* **What you need to do**
Show each line from the listing that includes the word "Intervention".

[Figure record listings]

* BEGIN *

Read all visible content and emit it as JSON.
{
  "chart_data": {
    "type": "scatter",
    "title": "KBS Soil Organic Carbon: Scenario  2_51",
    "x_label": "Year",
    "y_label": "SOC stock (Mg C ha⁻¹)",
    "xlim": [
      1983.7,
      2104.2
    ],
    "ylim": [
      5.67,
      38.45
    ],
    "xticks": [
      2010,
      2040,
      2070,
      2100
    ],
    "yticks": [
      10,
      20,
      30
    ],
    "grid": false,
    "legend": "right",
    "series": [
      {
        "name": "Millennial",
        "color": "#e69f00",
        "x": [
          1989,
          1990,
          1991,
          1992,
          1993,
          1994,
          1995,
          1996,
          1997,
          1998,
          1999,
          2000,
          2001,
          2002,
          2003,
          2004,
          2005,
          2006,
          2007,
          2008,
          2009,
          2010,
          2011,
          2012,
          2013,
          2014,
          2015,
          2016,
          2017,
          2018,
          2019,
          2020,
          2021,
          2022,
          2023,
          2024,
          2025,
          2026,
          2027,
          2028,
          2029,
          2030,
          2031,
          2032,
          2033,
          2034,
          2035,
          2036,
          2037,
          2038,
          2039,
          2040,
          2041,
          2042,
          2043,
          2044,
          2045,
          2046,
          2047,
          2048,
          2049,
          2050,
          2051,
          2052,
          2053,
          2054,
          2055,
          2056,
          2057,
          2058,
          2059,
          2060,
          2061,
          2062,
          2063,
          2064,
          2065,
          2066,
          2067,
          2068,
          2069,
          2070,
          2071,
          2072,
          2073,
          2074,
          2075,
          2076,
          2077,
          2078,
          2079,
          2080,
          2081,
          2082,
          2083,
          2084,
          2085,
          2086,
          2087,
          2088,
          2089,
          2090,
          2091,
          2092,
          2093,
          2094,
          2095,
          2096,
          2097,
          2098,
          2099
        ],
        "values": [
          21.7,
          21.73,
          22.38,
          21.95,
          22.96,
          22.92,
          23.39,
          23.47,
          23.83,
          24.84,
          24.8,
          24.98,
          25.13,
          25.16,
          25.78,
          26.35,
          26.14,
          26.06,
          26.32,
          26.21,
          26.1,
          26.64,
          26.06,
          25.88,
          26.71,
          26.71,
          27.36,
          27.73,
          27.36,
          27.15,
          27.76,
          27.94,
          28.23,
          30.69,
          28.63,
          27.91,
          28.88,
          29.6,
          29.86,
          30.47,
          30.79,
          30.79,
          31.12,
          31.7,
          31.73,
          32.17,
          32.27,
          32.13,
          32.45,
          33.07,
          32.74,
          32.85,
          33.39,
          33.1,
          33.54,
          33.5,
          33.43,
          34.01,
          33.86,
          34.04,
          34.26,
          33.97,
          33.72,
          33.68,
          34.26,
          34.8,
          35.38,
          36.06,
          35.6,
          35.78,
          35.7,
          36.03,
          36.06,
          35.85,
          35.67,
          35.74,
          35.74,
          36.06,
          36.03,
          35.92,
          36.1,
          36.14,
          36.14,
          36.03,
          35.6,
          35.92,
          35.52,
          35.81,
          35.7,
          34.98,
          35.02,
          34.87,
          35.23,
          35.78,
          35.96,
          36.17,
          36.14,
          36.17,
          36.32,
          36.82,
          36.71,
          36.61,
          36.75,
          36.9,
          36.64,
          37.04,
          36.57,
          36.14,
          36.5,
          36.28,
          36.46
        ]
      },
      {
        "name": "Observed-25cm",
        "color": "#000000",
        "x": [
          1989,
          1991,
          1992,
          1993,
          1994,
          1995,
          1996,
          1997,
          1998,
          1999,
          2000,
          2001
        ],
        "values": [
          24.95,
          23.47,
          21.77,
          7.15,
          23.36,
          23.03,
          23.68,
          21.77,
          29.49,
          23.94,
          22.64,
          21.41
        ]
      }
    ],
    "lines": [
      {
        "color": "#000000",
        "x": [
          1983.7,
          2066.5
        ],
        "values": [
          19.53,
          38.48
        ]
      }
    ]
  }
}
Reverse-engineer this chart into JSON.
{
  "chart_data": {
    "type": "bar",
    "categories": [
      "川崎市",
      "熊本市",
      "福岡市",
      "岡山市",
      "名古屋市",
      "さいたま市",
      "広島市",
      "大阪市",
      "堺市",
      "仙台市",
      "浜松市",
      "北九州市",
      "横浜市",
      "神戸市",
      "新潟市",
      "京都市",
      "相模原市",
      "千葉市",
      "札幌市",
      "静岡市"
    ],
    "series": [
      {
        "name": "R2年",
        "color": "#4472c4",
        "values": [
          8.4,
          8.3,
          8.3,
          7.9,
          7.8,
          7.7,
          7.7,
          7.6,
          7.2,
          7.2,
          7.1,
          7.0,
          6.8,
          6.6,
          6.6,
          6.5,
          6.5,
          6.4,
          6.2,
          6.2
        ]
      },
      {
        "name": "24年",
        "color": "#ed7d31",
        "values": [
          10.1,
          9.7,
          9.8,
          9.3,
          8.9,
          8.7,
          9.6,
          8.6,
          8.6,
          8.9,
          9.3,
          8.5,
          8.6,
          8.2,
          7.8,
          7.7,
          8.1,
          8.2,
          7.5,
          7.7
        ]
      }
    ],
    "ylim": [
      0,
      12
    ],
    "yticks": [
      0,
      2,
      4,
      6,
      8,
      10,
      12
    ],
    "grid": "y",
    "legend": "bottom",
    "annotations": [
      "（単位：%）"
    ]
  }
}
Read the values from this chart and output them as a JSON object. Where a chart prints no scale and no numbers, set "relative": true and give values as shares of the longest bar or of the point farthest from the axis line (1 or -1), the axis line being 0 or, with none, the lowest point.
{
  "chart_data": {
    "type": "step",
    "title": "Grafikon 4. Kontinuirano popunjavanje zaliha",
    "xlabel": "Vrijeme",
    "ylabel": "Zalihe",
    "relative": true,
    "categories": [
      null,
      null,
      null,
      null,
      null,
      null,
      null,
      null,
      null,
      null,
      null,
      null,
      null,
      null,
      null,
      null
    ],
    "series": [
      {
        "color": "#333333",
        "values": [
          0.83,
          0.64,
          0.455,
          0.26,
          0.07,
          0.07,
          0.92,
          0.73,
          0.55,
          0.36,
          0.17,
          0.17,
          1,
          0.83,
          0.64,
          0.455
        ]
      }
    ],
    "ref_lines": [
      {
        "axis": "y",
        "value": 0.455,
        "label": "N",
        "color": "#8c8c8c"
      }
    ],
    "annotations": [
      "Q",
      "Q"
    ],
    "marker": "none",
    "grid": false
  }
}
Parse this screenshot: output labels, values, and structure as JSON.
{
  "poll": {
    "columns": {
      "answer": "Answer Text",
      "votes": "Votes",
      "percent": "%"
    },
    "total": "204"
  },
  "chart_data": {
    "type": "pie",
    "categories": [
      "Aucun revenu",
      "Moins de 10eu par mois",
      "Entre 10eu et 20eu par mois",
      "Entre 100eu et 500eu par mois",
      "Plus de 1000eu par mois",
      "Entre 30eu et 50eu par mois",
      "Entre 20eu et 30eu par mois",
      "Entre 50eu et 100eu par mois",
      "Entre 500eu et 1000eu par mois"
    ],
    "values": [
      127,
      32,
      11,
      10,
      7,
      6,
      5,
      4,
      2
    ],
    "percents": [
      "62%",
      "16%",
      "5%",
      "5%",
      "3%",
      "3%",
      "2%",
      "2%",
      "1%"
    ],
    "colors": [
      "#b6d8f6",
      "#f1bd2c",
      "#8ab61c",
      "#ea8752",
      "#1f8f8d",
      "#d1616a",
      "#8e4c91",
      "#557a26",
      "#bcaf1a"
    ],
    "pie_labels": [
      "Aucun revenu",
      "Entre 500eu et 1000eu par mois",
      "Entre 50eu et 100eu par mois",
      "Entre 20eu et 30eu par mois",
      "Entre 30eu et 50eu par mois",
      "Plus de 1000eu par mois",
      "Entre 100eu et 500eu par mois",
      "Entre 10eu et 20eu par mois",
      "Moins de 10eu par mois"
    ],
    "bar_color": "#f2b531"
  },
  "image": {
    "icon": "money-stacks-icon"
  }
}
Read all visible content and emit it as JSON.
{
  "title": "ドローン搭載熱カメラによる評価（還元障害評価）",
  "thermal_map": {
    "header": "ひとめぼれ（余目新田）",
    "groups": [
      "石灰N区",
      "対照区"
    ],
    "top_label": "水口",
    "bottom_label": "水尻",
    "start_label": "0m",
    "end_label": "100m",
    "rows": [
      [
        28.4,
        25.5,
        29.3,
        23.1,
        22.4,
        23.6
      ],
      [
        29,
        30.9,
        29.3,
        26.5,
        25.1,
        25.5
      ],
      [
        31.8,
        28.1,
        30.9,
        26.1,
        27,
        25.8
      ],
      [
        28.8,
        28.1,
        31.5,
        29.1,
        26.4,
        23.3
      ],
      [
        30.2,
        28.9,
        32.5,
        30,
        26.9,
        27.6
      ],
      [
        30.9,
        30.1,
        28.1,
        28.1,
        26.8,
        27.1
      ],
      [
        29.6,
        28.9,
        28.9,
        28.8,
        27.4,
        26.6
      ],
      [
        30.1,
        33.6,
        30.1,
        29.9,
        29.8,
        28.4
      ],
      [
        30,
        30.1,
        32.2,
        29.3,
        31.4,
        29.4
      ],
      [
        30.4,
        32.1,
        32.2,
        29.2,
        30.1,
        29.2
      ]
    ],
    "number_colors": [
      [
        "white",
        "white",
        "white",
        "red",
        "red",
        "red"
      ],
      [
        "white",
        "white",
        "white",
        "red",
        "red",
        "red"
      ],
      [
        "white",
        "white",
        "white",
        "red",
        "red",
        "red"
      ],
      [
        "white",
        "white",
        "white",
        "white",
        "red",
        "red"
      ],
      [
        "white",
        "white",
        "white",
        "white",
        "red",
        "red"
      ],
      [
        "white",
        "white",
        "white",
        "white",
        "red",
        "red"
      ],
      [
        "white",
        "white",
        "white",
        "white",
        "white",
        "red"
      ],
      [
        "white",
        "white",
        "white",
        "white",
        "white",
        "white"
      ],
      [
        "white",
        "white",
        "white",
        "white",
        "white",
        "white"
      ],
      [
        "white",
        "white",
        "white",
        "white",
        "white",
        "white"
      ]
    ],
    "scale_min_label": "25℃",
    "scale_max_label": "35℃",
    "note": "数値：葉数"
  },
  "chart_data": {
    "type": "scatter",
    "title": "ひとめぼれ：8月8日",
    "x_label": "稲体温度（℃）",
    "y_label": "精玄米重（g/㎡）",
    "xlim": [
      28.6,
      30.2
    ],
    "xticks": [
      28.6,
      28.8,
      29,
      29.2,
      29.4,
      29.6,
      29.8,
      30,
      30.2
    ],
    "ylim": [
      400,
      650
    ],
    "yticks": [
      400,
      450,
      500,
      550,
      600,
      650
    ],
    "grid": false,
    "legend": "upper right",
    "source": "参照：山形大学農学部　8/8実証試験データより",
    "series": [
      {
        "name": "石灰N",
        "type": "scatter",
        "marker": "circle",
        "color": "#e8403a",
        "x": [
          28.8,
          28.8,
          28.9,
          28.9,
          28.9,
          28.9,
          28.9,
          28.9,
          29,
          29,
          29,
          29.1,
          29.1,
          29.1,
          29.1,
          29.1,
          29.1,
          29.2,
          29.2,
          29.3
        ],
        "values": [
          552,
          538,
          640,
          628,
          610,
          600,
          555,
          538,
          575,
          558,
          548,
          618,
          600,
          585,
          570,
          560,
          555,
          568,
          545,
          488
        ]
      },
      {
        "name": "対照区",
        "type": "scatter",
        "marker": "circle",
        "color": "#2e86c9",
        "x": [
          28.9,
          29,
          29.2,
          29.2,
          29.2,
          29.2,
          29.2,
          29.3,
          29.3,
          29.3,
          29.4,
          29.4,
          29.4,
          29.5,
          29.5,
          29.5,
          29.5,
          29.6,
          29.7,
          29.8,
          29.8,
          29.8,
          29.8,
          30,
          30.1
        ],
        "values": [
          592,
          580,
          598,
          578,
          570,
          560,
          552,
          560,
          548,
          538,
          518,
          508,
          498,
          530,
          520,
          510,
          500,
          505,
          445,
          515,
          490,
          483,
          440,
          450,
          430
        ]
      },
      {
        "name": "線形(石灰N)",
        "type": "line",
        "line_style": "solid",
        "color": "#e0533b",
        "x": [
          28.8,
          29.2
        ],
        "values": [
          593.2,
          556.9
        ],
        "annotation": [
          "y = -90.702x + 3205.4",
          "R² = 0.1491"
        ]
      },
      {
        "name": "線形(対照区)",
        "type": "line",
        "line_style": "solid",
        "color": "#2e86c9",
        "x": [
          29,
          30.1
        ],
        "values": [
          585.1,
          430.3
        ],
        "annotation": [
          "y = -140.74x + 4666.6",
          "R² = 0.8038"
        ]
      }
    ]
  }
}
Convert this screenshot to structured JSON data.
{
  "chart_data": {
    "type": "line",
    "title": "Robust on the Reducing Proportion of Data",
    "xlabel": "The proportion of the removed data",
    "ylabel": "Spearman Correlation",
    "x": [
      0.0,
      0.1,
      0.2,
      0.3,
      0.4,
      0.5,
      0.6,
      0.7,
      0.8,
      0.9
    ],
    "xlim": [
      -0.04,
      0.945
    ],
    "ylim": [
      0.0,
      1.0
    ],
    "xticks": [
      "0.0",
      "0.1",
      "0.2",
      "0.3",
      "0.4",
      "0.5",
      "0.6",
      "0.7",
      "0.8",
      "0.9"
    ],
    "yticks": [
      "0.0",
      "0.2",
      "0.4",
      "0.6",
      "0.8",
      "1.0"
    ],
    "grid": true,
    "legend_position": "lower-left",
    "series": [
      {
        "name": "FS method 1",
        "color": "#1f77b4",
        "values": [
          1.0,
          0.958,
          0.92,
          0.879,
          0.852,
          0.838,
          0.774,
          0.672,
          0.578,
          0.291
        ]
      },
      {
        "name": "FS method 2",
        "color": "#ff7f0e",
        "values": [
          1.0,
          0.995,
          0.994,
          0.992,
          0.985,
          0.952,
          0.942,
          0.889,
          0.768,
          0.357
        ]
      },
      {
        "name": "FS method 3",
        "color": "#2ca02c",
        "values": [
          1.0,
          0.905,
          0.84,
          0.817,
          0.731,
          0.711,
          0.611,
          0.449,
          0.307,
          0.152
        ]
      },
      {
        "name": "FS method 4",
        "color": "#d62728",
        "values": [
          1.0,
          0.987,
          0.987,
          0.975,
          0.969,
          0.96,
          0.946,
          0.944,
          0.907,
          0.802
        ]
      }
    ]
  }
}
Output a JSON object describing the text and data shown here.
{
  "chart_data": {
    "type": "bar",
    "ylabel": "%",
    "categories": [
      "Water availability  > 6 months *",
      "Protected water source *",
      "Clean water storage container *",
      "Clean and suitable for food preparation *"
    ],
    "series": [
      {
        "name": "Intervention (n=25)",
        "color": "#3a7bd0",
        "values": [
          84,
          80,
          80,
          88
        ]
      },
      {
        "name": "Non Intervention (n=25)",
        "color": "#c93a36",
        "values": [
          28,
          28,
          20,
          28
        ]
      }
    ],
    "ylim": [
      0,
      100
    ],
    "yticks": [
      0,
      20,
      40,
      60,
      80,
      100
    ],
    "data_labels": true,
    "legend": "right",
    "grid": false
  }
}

* END *

* **Result of this task**
        "name": "Intervention (n=25)",
        "name": "Non Intervention (n=25)",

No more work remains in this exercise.